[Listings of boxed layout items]
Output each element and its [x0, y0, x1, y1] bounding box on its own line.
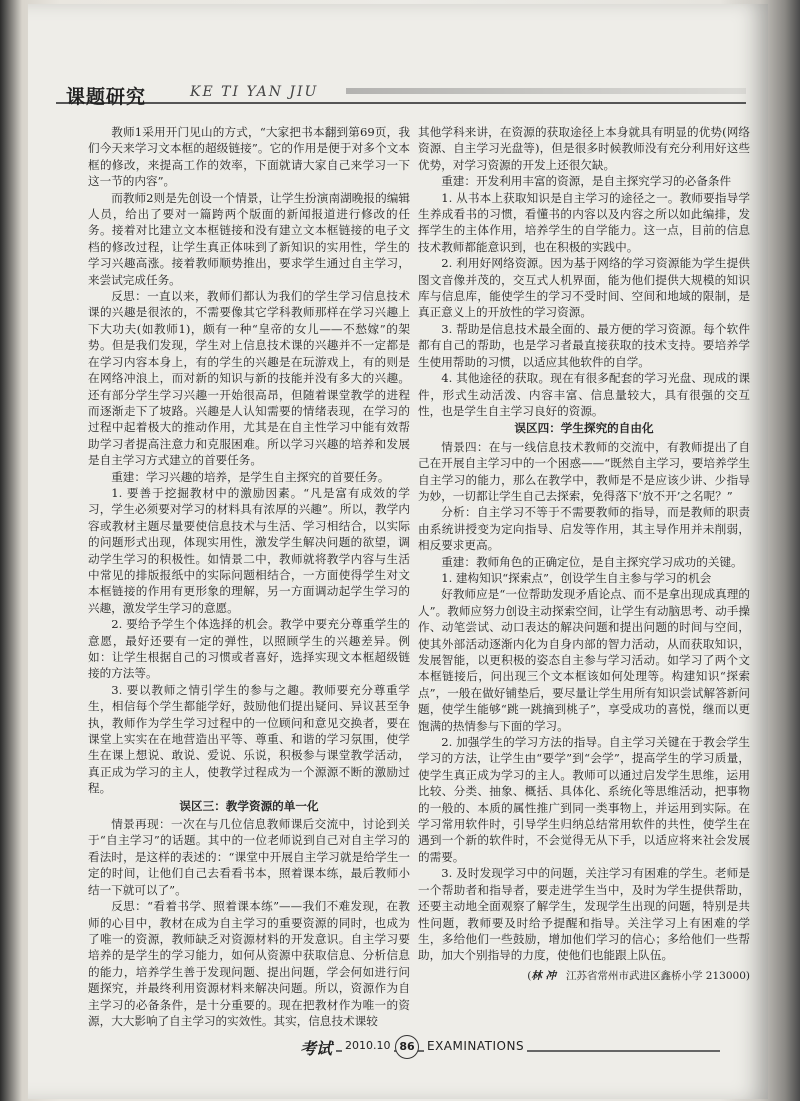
paragraph: 3. 要以教师之情引学生的参与之趣。教师要充分尊重学生，相信每个学生都能学好，鼓励他们提出疑问、异议甚至争执，教师作为学生学习过程中的一位顾问和意见交换者，要在课堂上实实在在地营造出平等、尊重、和谐的学习氛围，使学生在课上想说、敢说、爱说、乐说，积极参与课堂教学活动，真正成为学习的主人，使教学过程成为一个源源不断的激励过程。	[88, 682, 410, 796]
paragraph: 重建：开发利用丰富的资源，是自主探究学习的必备条件	[441, 174, 732, 189]
issue-date: 2010.10	[342, 1039, 394, 1052]
paragraph: 1. 从书本上获取知识是自主学习的途径之一。教师要指导学生养成看书的习惯，看懂书的内容以及内容之所以如此编排，发挥学生的主体作用，培养学生的自学能力。这一点，目前的信息技术教师都能意识到，也在积极的实践中。	[418, 190, 750, 254]
page-footer	[260, 1036, 730, 1062]
paragraph: 2. 加强学生的学习方法的指导。自主学习关键在于教会学生学习的方法，让学生由“要学”到“会学”，提高学生的学习质量，使学生真正成为学习的主人。教师可以通过启发学生思维，运用比较、分类、抽象、概括、具体化、系统化等思维活动，把事物的一般的、本质的属性推广到同一类事物上，并运用到实际。在学习常用软件时，引导学生归纳总结常用软件的共性，使学生在遇到一个新的软件时，不会觉得无从下手，以适应将来社会发展的需要。	[418, 735, 750, 864]
paragraph: 重建：学习兴趣的培养，是学生自主探究的首要任务。	[111, 469, 390, 484]
section-header	[56, 58, 746, 108]
paragraph: 其他学科来讲，在资源的获取途径上本身就具有明显的优势(网络资源、自主学习光盘等)，但是很多时候教师没有充分利用好这些优势，对学习资源的开发上还很欠缺。	[418, 125, 750, 172]
paragraph: 反思：一直以来，教师们都认为我们的学生学习信息技术课的兴趣是很浓的，不需要像其它学科教师那样在学习兴趣上下大功夫(如教师1)，颇有一种“皇帝的女儿——不愁嫁”的架势。但是我们发现，学生对上信息技术课的兴趣并不一定都是在学习内容本身上，有的学生的兴趣是在玩游戏上，有的则是在网络冲浪上，而对新的知识与新的技能并没有多大的兴趣。还有部分学生学习兴趣一开始很高昂，但随着课堂教学的进程而逐渐走下了坡路。兴趣是人认知需要的情绪表现，在学习的过程中起着极大的推动作用，尤其是在自主性学习中能有效帮助学习者提高注意力和克服困难。所以学习兴趣的培养和发展是自主学习方式建立的首要任务。	[88, 289, 410, 468]
section-heading: 误区四：学生探究的自由化	[514, 421, 654, 436]
section-title: 课题研究	[66, 86, 147, 108]
paragraph: 2. 要给予学生个体选择的机会。教学中要充分尊重学生的意愿，最好还要有一定的弹性，以照顾学生的兴趣差异。例如：让学生根据自己的习惯或者喜好，选择实现文本框超级链接的方法等。	[88, 617, 410, 681]
paragraph: 重建：教师角色的正确定位，是自主探究学习成功的关键。	[441, 554, 743, 569]
section-heading: 误区三：教学资源的单一化	[179, 798, 319, 813]
right-column	[418, 124, 750, 984]
paragraph: 3. 帮助是信息技术最全面的、最方便的学习资源。每个软件都有自己的帮助，也是学习者最直接获取的技术支持。要培养学生使用帮助的习惯，以适应其他软件的自学。	[418, 321, 750, 369]
paragraph: 2. 利用好网络资源。因为基于网络的学习资源能为学生提供图文音像并茂的，交互式人机界面，能为他们提供大规模的知识库与信息库，能使学生的学习不受时间、空间和地域的限制，是真正意义上的开放性的学习资源。	[418, 256, 750, 320]
section-title-pinyin: KE TI YAN JIU	[190, 84, 319, 100]
paragraph: 而教师2则是先创设一个情景，让学生扮演南湖晚报的编辑人员，给出了要对一篇跨两个版面的新闻报道进行修改的任务。接着对比建立文本框链接和没有建立文本框链接的电子文档的修改过程，让学生真正体味到了新知识的实用性，学生的学习兴趣高涨。接着教师顺势推出，要求学生通过自主学习，来尝试完成任务。	[88, 190, 410, 287]
magazine-name: EXAMINATIONS	[424, 1039, 527, 1053]
author-postcode: 213000	[705, 969, 746, 982]
author-line: (林 冲 江苏省常州市武进区鑫桥小学 213000)	[527, 969, 750, 982]
paragraph: 4. 其他途径的获取。现在有很多配套的学习光盘、现成的课件，形式生动活泼、内容丰富、信息量较大，具有很强的交互性，也是学生自主学习良好的资源。	[418, 371, 750, 418]
paragraph: 好教师应是“一位帮助发现矛盾论点、而不是拿出现成真理的人”。教师应努力创设主动探索空间，让学生有动脑思考、动手操作、动笔尝试、动口表达的解决问题和提出问题的时间与空间，使其外部活动逐渐内化为自身内部的智力活动，从而获取知识，发展智能，以更积极的姿态自主参与学习活动。如学习了两个文本框链接后，问出现三个文本框该如何处理等。构建知识“探索点”，一般在做好铺垫后，要尽量让学生用所有知识尝试解答新问题，使学生能够“跳一跳摘到桃子”，享受成功的喜悦，继而以更饱满的热情参与下面的学习。	[418, 587, 750, 733]
paragraph: 分析：自主学习不等于不需要教师的指导，而是教师的职责由系统讲授变为定向指导、启发等作用，其主导作用并未削弱，相反要求更高。	[418, 505, 750, 553]
left-column	[88, 124, 410, 1029]
paragraph: 1. 要善于挖掘教材中的激励因素。“凡是富有成效的学习，学生必须要对学习的材料具有浓厚的兴趣”。所以，教学内容或教材主题尽量要使信息技术与生活、学习相结合，以实际的问题形式出现，体现实用性，激发学生解决问题的欲望，调动学生学习的积极性。如情景二中，教师就将教学内容与生活中常见的排版报纸中的实际问题相结合，一方面使得学生对文本框链接的作用有更形象的理解，另一方面调动起学生学习的兴趣，激发学生学习的意愿。	[88, 485, 410, 615]
magazine-logo: 考试	[296, 1036, 336, 1059]
author-affiliation: 江苏省常州市武进区鑫桥小学	[565, 969, 703, 982]
paragraph: 反思：“看着书学、照着课本练”——我们不难发现，在教师的心目中，教材在成为自主学习的重要资源的同时，也成为了唯一的资源，教师缺乏对资源材料的开发意识。自主学习要培养的是学生的学习能力，如何从资源中获取信息、分析信息的能力，培养学生善于发现问题、提出问题，学会何如进行问题探究，并最终利用资源材料来解决问题。所以，资源作为自主学习的必备条件，是十分重要的。现在把教材作为唯一的资源，大大影响了自主学习的实效性。其实，信息技术课较	[88, 899, 410, 1028]
page-number: 86	[395, 1035, 419, 1059]
paragraph: 教师1采用开门见山的方式，“大家把书本翻到第69页，我们今天来学习文本框的超级链接”。它的作用是便于对多个文本框的修改，来提高工作的效率，下面就请大家自己来学习一下这一节的内容”。	[88, 125, 410, 189]
paragraph: 情景四：在与一线信息技术教师的交流中，有教师提出了自己在开展自主学习中的一个困惑——“既然自主学习，要培养学生自主学习的能力，那么在教学中，教师是不是应该少讲、少指导为妙，一切都让学生自己去探索，免得落下‘放不开’之名呢？”	[418, 439, 750, 503]
paragraph: 3. 及时发现学习中的问题，关注学习有困难的学生。老师是一个帮助者和指导者，要走进学生当中，及时为学生提供帮助，还要主动地全面观察了解学生，发现学生出现的问题，特别是共性问题，教师要及时给予提醒和指导。关注学习上有困难的学生，多给他们一些鼓励，增加他们学习的信心；多给他们一些帮助，加大个别指导的力度，使他们也能跟上队伍。	[418, 866, 750, 963]
paragraph: 情景再现：一次在与几位信息教师课后交流中，讨论到关于“自主学习”的话题。其中的一位老师说到自己对自主学习的看法时，是这样的表述的：“课堂中开展自主学习就是给学生一定的时间，让他们自己去看看书本，照着课本练，最后教师小结一下就可以了”。	[88, 817, 410, 897]
author-name: 林 冲	[531, 969, 556, 982]
paragraph: 1. 建构知识“探索点”，创设学生自主参与学习的机会	[441, 570, 712, 585]
header-decor-bar	[346, 88, 746, 94]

AIM OF THE EXERCISE:
Copy out, unchanged, everything from the line containing "682, 410, 796]" down to the line containing "1036, 730, 1062]", including both of those lines.

PROBLEM SOLUTION:
paragraph: 3. 要以教师之情引学生的参与之趣。教师要充分尊重学生，相信每个学生都能学好，鼓励他们提出疑问、异议甚至争执，教师作为学生学习过程中的一位顾问和意见交换者，要在课堂上实实在在地营造出平等、尊重、和谐的学习氛围，使学生在课上想说、敢说、爱说、乐说，积极参与课堂教学活动，真正成为学习的主人，使教学过程成为一个源源不断的激励过程。	[88, 682, 410, 796]
paragraph: 重建：开发利用丰富的资源，是自主探究学习的必备条件	[441, 174, 732, 189]
issue-date: 2010.10	[342, 1039, 394, 1052]
paragraph: 1. 从书本上获取知识是自主学习的途径之一。教师要指导学生养成看书的习惯，看懂书的内容以及内容之所以如此编排，发挥学生的主体作用，培养学生的自学能力。这一点，目前的信息技术教师都能意识到，也在积极的实践中。	[418, 190, 750, 254]
page-footer	[260, 1036, 730, 1062]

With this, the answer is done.